_LISTING_:
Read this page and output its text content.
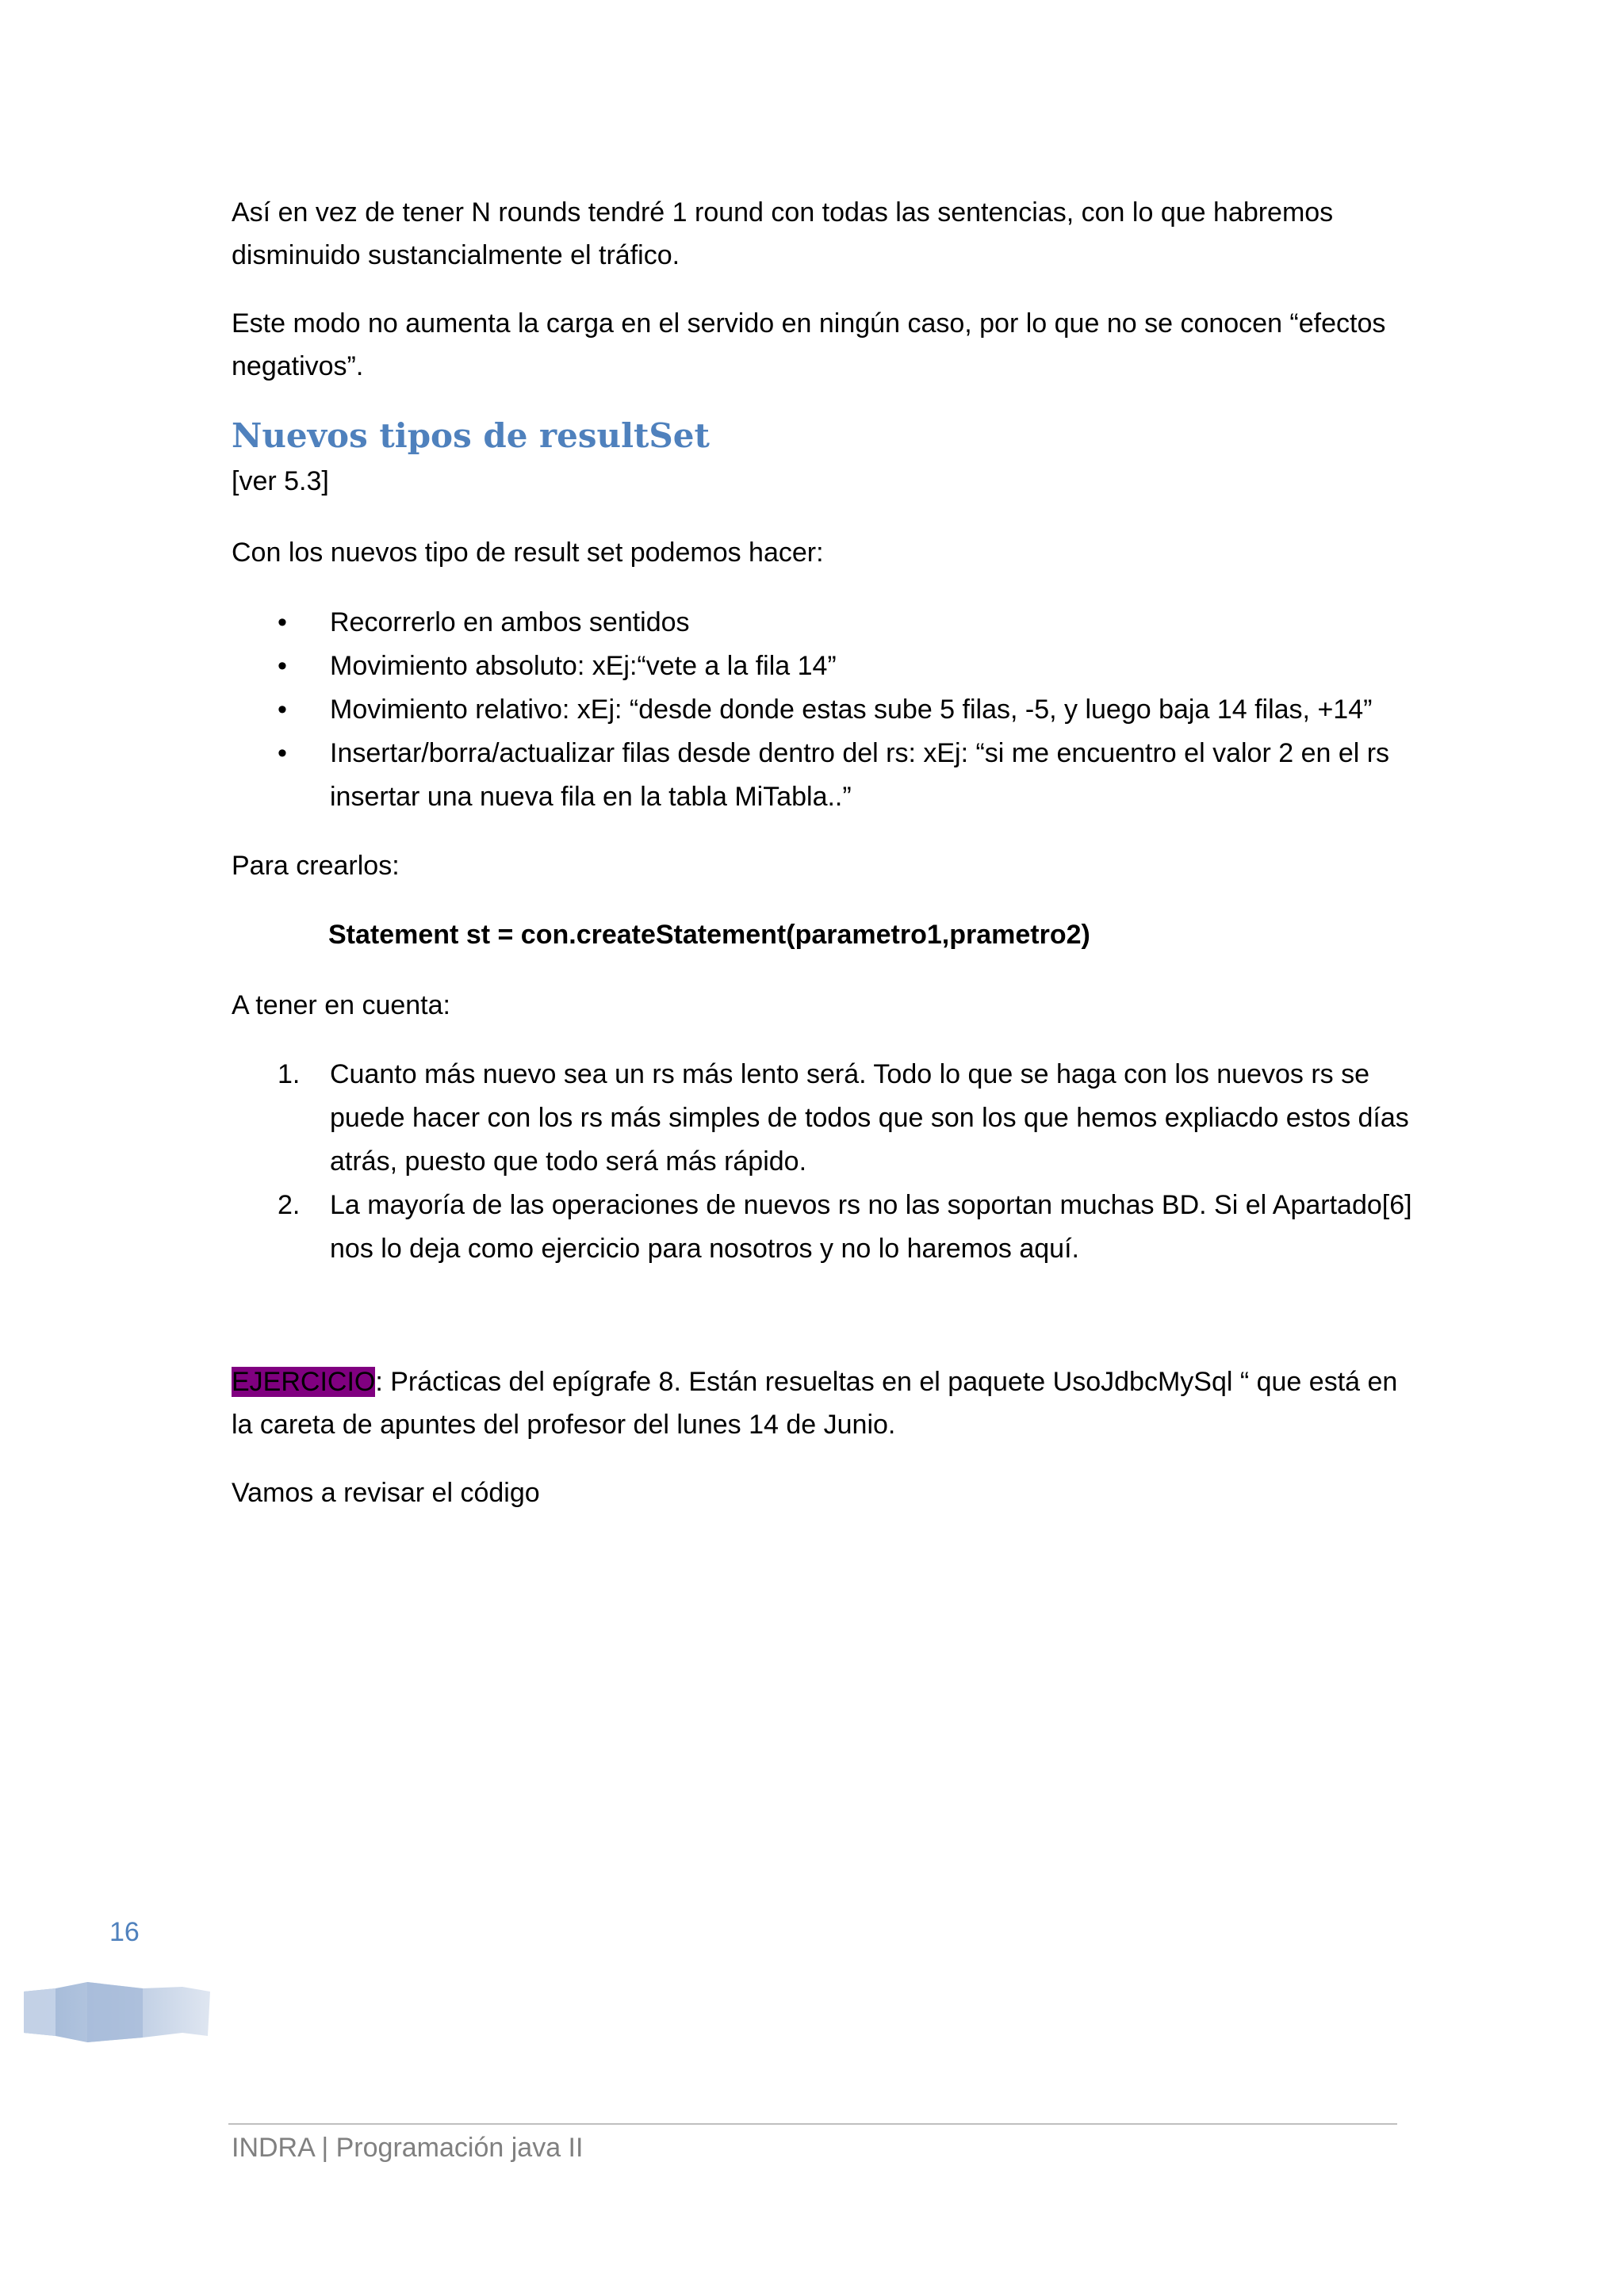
Así en vez de tener N rounds tendré 1 round con todas las sentencias, con lo que habremos disminuido sustancialmente el tráfico.

Este modo no aumenta la carga en el servido en ningún caso, por lo que no se conocen “efectos negativos”.

Nuevos tipos de resultSet

[ver 5.3]

Con los nuevos tipo de result set podemos hacer:

• Recorrerlo en ambos sentidos
• Movimiento absoluto: xEj:“vete a la fila 14”
• Movimiento relativo: xEj: “desde donde estas sube 5 filas, -5, y luego baja 14 filas, +14”
• Insertar/borra/actualizar filas desde dentro del rs: xEj: “si me encuentro el valor 2 en el rs insertar una nueva fila en la tabla MiTabla..”

Para crearlos:

Statement st = con.createStatement(parametro1,prametro2)

A tener en cuenta:

1. Cuanto más nuevo sea un rs más lento será. Todo lo que se haga con los nuevos rs se puede hacer con los rs más simples de todos que son los que hemos expliacdo estos días atrás, puesto que todo será más rápido.
2. La mayoría de las operaciones de nuevos rs no las soportan muchas BD. Si el Apartado[6] nos lo deja como ejercicio para nosotros y no lo haremos aquí.

EJERCICIO: Prácticas del epígrafe 8. Están resueltas en el paquete UsoJdbcMySql “ que está en la careta de apuntes del profesor del lunes 14 de Junio.

Vamos a revisar el código

16

INDRA | Programación java II
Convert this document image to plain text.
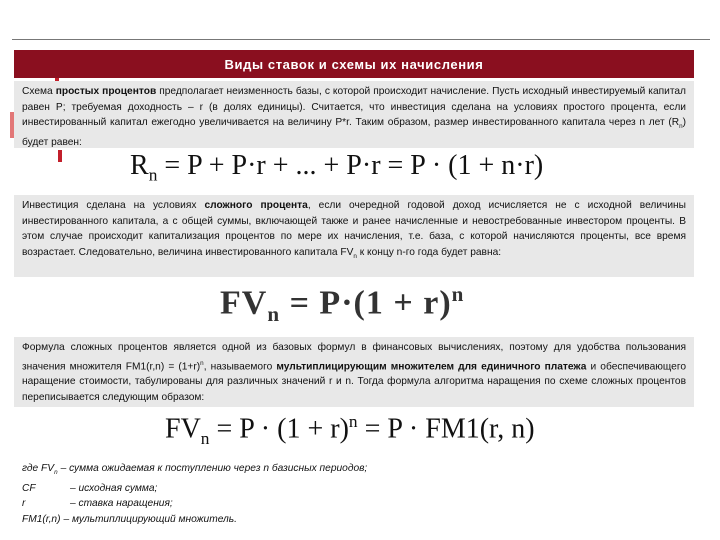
Виды ставок и схемы их начисления
Схема простых процентов предполагает неизменность базы, с которой происходит начисление. Пусть исходный инвестируемый капитал равен P; требуемая доходность – r (в долях единицы). Считается, что инвестиция сделана на условиях простого процента, если инвестированный капитал ежегодно увеличивается на величину P*r. Таким образом, размер инвестированного капитала через n лет $(R_n)$ будет равен:
$R_n = P + P\cdot r$ + ... + P·r = P · (1 + n·r)
Инвестиция сделана на условиях сложного процента, если очередной годовой доход исчисляется не с исходной величины инвестированного капитала, а с общей суммы, включающей также и ранее начисленные и невостребованные инвестором проценты. В этом случае происходит капитализация процентов по мере их начисления, т.е. база, с которой начисляются проценты, все время возрастает. Следовательно, величина инвестированного капитала $FV_n$ к концу n-го года будет равна:
$FV_n = P\cdot(1 + r)^n$
Формула сложных процентов является одной из базовых формул в финансовых вычислениях, поэтому для удобства пользования значения множителя $FM1(r,n) = (1+r)^n$, называемого мультиплицирующим множителем для единичного платежа и обеспечивающего наращение стоимости, табулированы для различных значений r и n. Тогда формула алгоритма наращения по схеме сложных процентов переписывается следующим образом:
$FV_n = P \cdot (1 + r)^n = P \cdot FM1(r$, n)
где $FV_n$ – сумма ожидаемая к поступлению через n базисных периодов;
CF	– исходная сумма;
r	– ставка наращения;
FM1(r,n) – мультиплицирующий множитель.
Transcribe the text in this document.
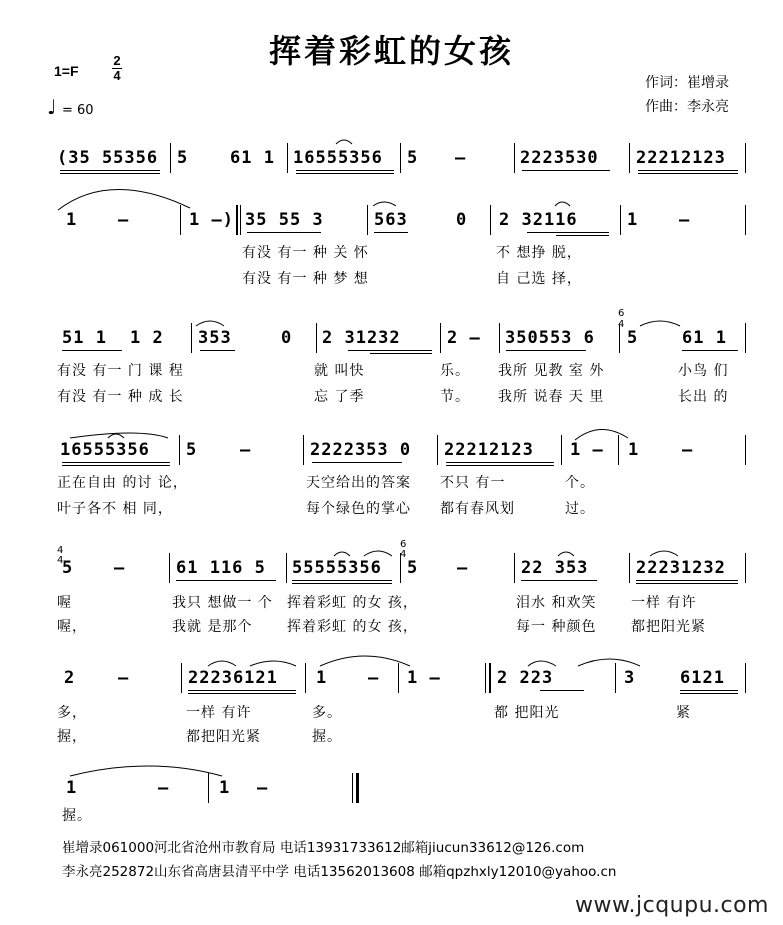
挥着彩虹的女孩
1=F
2
4
♩ = 60
作词：崔增录
作曲：李永亮
(35 55356 5 61 1 16555356 5 –	2223530 22212123
1 –	1 –) 35 55 3	563	0 2 32116	1 –
有没 有一 种 关 怀	不 想挣 脱，
有没 有一 种 梦 想	自 己选 择，
51 1 1 2 353	0 2 31232	2 – 350553 6
6
4
5	61 1
有没 有一 门 课 程	就 叫快	乐。 我所 见教 室 外	小鸟 们
有没 有一 种 成 长	忘 了季	节。 我所 说春 天 里	长出 的
16555356 5	–	2222353 0 22212123 1 – 1	–
正在自由 的讨 论，	天空给出的答案 不只 有一	个。
叶子各不 相 同，	每个绿色的掌心 都有春风划	过。
4
4
5 –	61 116 5 55555356
6
4
5 –	22 353	22231232
喔	我只 想做一 个 挥着彩虹 的女 孩，	泪水 和欢笑 一样 有许
喔，	我就 是那个 挥着彩虹 的女 孩，	每一 种颜色 都把阳光紧
2	–	22236121 1 – 1 –	2 223	3	6121
多，	一样 有许	多。	都 把阳光	紧
握，	都把阳光紧	握。
1	–	1 –
握。
崔增录061000河北省沧州市教育局 电话13931733612邮箱jiucun33612@126.com
李永亮252872山东省高唐县清平中学 电话13562013608 邮箱qpzhxly12010@yahoo.cn
www.jcqupu.com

_DO THIS_: Gather each line of the listing that holds the string "процента".

_SOLVED EXERCISE_:
Схема простых процентов предполагает неизменность базы, с которой происходит начисление. Пусть исходный инвестируемый капитал равен P; требуемая доходность – r (в долях единицы). Считается, что инвестиция сделана на условиях простого процента, если инвестированный капитал ежегодно увеличивается на величину P*r. Таким образом, размер инвестированного капитала через n лет $(R_n)$ будет равен:
Инвестиция сделана на условиях сложного процента, если очередной годовой доход исчисляется не с исходной величины инвестированного капитала, а с общей суммы, включающей также и ранее начисленные и невостребованные инвестором проценты. В этом случае происходит капитализация процентов по мере их начисления, т.е. база, с которой начисляются проценты, все время возрастает. Следовательно, величина инвестированного капитала $FV_n$ к концу n-го года будет равна:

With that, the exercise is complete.